= SET EXERCISE =
Every line that contains "square" counts once; give the total number of such lines, with no other words.

Figure record extracts:
* BEGIN *

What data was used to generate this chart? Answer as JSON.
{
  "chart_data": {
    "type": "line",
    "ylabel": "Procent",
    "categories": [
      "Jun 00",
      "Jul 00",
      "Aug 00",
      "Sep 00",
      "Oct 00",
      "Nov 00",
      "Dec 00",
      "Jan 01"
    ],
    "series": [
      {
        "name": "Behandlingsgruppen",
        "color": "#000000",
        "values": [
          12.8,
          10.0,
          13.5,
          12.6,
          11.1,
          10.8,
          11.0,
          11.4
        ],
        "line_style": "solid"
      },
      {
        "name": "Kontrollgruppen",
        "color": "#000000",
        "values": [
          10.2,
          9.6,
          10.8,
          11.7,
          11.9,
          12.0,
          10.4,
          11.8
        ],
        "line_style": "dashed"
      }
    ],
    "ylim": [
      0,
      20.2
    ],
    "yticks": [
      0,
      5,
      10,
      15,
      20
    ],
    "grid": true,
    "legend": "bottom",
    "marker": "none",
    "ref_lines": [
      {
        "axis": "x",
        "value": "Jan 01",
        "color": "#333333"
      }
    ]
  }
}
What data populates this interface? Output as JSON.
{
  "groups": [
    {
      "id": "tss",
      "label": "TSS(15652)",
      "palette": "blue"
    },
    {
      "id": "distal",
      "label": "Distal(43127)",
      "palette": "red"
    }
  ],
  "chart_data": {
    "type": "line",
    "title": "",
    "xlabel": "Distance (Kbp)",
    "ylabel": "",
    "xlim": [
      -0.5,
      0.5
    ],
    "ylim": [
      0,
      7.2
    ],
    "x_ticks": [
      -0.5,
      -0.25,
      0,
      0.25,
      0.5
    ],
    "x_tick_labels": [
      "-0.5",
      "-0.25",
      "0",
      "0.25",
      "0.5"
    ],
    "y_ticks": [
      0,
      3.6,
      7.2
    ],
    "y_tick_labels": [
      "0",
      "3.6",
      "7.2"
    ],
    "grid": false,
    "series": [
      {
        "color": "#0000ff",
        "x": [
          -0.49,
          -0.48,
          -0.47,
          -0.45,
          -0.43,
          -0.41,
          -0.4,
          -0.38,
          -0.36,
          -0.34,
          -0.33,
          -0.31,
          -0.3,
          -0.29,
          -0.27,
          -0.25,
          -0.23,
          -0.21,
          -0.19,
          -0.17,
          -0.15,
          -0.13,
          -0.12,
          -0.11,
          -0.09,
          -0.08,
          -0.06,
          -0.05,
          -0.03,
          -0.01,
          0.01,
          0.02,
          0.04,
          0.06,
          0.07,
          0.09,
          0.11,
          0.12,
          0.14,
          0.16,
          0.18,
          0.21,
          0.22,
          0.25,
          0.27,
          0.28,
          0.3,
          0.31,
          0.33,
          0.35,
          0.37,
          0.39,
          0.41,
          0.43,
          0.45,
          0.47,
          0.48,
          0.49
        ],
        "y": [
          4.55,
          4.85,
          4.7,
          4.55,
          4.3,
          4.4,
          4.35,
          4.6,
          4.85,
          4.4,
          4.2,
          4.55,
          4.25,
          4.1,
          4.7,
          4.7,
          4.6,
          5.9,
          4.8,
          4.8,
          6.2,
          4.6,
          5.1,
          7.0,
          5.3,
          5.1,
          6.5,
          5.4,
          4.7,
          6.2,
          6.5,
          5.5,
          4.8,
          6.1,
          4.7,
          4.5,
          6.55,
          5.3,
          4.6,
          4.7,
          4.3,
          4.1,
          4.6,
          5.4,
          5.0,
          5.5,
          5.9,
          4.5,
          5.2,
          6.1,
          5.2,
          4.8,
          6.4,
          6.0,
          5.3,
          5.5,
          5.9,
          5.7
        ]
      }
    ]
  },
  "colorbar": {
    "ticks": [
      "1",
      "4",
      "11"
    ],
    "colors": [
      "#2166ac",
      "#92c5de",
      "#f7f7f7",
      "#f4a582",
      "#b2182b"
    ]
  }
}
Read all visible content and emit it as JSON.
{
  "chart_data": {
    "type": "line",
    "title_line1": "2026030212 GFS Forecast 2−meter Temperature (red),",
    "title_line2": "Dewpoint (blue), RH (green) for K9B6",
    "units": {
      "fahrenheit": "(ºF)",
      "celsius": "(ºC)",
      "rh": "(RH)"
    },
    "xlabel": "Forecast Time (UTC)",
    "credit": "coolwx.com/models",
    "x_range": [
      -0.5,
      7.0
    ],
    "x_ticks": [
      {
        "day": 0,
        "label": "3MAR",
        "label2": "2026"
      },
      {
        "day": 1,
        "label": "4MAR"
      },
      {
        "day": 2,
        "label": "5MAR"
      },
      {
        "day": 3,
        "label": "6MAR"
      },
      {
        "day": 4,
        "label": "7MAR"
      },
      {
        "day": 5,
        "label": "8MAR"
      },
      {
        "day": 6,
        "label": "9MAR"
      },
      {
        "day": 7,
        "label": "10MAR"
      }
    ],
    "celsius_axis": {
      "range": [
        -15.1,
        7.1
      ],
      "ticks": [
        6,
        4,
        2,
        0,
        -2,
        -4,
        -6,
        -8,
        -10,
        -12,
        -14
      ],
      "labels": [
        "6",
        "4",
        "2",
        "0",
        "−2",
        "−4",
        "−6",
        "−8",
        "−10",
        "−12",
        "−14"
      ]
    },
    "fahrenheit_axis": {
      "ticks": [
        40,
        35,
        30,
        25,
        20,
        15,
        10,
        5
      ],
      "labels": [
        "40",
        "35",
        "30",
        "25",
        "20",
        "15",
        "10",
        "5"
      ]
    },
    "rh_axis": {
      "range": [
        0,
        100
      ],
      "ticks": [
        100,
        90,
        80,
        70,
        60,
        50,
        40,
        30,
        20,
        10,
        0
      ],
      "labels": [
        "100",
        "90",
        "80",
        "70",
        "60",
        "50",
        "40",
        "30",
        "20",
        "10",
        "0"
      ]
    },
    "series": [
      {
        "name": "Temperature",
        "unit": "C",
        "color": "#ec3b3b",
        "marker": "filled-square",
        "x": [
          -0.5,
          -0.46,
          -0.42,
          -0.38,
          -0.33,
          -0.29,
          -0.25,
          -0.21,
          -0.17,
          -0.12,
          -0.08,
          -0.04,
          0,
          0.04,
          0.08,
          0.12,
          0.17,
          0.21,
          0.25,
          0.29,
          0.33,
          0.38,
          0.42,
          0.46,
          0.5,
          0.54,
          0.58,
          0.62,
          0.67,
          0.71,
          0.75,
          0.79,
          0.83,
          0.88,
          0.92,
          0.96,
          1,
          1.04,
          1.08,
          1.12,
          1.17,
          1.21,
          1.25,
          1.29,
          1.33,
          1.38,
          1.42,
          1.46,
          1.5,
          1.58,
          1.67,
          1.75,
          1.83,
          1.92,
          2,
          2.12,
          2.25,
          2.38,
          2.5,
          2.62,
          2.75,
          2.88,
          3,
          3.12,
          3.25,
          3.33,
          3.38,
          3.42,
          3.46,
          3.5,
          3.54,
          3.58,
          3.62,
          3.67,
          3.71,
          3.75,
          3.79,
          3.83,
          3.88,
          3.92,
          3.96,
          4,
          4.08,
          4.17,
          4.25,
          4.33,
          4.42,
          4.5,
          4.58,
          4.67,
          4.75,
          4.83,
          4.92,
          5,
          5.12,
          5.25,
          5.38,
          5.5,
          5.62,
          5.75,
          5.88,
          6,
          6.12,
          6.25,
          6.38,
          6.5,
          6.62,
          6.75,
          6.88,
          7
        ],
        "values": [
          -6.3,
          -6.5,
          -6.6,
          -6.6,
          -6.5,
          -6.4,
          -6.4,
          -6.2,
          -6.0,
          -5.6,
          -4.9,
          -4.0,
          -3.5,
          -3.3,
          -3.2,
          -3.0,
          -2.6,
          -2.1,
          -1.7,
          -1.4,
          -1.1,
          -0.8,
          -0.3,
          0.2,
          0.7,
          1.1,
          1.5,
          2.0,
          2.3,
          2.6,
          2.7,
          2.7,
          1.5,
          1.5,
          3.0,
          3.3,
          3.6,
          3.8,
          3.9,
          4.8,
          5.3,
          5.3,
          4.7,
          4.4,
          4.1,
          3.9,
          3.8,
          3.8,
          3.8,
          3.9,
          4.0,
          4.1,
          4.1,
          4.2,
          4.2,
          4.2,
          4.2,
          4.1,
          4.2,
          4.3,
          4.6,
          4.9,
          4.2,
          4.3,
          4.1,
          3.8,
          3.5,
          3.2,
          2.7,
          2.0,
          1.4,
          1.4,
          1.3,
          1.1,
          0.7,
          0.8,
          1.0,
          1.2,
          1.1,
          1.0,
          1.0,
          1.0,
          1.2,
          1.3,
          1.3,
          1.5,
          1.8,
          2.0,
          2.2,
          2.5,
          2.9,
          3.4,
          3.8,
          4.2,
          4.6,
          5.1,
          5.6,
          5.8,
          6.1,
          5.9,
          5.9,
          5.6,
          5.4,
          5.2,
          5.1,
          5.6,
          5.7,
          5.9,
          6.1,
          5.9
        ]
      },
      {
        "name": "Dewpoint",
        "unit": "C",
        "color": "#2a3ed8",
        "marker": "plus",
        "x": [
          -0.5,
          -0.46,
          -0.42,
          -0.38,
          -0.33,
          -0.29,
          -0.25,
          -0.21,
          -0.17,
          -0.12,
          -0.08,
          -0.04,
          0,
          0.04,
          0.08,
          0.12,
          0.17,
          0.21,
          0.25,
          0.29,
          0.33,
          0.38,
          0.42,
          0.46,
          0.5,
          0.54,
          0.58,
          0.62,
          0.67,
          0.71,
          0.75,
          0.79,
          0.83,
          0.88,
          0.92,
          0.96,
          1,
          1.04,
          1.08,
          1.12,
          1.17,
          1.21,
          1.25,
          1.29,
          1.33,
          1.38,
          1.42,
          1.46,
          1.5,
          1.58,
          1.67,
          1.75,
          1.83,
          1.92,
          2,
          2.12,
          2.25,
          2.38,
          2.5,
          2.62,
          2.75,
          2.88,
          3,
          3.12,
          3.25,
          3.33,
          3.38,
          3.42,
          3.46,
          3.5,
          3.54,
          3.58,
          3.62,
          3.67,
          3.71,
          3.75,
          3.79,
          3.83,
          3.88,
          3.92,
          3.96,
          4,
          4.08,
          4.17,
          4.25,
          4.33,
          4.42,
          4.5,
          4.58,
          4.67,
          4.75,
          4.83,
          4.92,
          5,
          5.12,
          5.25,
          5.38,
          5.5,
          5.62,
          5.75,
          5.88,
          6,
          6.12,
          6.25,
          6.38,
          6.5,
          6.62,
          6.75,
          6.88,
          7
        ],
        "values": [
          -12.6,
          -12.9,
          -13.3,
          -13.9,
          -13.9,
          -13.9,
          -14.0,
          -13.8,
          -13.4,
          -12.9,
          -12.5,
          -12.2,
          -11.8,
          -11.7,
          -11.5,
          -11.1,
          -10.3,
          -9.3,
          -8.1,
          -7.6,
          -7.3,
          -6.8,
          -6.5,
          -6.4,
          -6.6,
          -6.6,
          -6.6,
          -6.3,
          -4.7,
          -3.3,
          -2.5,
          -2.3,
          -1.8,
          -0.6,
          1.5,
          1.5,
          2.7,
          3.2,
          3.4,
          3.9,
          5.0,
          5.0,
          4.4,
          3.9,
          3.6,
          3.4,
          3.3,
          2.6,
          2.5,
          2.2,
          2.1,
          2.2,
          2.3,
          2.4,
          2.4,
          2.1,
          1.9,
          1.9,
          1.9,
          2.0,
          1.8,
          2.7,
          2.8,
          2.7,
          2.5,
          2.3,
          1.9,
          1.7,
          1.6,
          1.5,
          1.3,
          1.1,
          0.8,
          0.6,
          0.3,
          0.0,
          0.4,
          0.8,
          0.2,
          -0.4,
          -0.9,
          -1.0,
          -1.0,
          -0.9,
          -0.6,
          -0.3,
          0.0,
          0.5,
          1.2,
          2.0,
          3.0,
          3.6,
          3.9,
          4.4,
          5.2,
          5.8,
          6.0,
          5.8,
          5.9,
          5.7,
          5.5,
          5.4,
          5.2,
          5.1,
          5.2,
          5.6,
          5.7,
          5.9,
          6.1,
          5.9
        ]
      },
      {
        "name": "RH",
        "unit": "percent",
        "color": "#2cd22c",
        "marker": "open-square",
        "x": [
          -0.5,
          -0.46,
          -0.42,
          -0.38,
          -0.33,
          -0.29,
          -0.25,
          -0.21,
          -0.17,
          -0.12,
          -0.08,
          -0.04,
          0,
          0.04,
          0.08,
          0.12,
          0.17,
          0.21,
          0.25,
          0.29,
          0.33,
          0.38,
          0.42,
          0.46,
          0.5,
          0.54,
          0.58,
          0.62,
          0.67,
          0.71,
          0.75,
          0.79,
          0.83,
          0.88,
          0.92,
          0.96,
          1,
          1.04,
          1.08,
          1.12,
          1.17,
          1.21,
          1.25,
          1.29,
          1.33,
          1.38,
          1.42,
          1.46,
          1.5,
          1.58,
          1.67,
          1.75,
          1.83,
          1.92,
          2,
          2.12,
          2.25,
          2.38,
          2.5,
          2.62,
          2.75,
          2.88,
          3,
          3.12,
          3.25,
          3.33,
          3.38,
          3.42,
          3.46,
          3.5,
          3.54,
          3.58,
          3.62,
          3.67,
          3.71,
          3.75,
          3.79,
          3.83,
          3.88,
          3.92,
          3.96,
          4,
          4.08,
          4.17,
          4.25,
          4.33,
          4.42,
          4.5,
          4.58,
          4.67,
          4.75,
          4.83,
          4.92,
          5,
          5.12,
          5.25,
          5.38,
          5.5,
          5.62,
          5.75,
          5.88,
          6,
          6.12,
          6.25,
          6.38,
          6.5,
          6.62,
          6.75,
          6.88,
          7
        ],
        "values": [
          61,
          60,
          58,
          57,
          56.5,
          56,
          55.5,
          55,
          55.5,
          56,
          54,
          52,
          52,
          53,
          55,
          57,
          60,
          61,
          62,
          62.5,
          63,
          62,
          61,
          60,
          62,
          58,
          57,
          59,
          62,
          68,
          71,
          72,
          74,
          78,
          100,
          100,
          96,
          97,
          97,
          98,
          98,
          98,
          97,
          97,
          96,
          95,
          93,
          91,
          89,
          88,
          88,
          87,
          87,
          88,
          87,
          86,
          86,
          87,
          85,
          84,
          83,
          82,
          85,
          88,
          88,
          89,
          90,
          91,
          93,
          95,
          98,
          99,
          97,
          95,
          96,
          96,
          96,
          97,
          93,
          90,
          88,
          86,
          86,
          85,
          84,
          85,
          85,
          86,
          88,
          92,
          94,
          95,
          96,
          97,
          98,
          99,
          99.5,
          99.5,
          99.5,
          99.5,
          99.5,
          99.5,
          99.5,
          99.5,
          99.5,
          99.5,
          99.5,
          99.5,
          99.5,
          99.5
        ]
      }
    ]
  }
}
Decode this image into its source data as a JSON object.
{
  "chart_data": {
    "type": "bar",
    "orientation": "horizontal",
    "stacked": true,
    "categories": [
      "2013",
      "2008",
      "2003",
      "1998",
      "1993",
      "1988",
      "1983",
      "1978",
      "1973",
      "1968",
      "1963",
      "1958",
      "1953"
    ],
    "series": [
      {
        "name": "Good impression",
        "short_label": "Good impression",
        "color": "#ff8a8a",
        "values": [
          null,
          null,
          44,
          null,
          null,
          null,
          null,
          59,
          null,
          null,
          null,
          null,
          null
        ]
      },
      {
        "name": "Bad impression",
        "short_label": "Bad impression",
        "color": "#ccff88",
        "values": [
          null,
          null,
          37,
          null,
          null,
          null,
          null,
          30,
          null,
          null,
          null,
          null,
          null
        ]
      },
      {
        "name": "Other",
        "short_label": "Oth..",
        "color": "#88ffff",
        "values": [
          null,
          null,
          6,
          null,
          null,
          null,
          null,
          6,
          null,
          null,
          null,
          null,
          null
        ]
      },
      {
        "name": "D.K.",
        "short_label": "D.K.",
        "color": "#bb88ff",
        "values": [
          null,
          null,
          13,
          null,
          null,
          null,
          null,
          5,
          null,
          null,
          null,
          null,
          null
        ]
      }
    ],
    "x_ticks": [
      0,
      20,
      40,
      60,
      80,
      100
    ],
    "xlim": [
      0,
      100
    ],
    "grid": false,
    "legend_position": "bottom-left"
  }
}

* END *

= ANSWER IN FULL =
2